[PROBLEM REQUIREMENTS] Retype only what runs from the line that contains "Extract the structured" through the last line of the listing below, both lines included.

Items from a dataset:

#####

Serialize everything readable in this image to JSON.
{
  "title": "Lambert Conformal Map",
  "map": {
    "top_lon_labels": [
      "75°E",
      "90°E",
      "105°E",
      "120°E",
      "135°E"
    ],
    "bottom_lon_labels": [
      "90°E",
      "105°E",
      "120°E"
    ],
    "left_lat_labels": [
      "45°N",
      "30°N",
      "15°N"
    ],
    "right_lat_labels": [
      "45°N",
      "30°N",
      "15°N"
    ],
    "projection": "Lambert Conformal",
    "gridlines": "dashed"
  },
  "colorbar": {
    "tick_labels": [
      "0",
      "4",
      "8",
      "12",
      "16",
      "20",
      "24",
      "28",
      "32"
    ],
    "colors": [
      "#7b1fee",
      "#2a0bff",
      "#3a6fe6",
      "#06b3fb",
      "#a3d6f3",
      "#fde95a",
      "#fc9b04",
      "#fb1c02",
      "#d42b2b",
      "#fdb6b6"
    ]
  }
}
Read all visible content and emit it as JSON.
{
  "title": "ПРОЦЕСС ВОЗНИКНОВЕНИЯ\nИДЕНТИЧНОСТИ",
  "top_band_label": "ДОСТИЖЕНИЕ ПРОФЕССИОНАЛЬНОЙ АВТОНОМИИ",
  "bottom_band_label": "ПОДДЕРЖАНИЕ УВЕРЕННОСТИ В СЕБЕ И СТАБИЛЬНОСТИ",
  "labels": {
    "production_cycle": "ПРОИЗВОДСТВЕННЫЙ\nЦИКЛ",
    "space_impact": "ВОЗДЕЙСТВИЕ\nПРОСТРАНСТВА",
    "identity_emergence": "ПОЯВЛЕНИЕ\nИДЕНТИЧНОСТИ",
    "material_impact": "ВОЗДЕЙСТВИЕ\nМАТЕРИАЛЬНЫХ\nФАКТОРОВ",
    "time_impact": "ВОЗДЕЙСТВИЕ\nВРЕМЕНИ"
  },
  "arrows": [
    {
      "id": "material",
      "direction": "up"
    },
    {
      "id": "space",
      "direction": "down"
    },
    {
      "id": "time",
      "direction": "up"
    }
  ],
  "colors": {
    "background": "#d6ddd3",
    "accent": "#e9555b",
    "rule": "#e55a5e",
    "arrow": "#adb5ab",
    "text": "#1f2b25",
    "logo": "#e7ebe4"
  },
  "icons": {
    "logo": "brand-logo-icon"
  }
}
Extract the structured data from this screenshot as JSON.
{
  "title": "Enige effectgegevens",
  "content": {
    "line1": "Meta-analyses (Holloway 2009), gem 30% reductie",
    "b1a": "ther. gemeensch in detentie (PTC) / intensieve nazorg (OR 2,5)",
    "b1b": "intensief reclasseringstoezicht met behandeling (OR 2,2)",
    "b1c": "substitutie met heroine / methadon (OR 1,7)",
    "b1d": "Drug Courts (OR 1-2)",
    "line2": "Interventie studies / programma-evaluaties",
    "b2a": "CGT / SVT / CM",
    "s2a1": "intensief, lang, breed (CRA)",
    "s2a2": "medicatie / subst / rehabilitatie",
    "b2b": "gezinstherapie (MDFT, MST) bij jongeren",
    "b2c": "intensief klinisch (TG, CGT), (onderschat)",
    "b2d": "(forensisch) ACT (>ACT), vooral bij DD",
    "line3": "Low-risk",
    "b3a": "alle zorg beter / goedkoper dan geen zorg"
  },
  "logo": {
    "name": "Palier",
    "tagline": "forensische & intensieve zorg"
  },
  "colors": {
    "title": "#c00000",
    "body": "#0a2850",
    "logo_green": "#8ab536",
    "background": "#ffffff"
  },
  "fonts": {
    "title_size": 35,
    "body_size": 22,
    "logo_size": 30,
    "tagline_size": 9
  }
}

#####

[EXERCISE ANSWER]
Extract the structured data from this screenshot as JSON.
{
  "title": "Enige effectgegevens",
  "content": {
    "line1": "Meta-analyses (Holloway 2009), gem 30% reductie",
    "b1a": "ther. gemeensch in detentie (PTC) / intensieve nazorg (OR 2,5)",
    "b1b": "intensief reclasseringstoezicht met behandeling (OR 2,2)",
    "b1c": "substitutie met heroine / methadon (OR 1,7)",
    "b1d": "Drug Courts (OR 1-2)",
    "line2": "Interventie studies / programma-evaluaties",
    "b2a": "CGT / SVT / CM",
    "s2a1": "intensief, lang, breed (CRA)",
    "s2a2": "medicatie / subst / rehabilitatie",
    "b2b": "gezinstherapie (MDFT, MST) bij jongeren",
    "b2c": "intensief klinisch (TG, CGT), (onderschat)",
    "b2d": "(forensisch) ACT (>ACT), vooral bij DD",
    "line3": "Low-risk",
    "b3a": "alle zorg beter / goedkoper dan geen zorg"
  },
  "logo": {
    "name": "Palier",
    "tagline": "forensische & intensieve zorg"
  },
  "colors": {
    "title": "#c00000",
    "body": "#0a2850",
    "logo_green": "#8ab536",
    "background": "#ffffff"
  },
  "fonts": {
    "title_size": 35,
    "body_size": 22,
    "logo_size": 30,
    "tagline_size": 9
  }
}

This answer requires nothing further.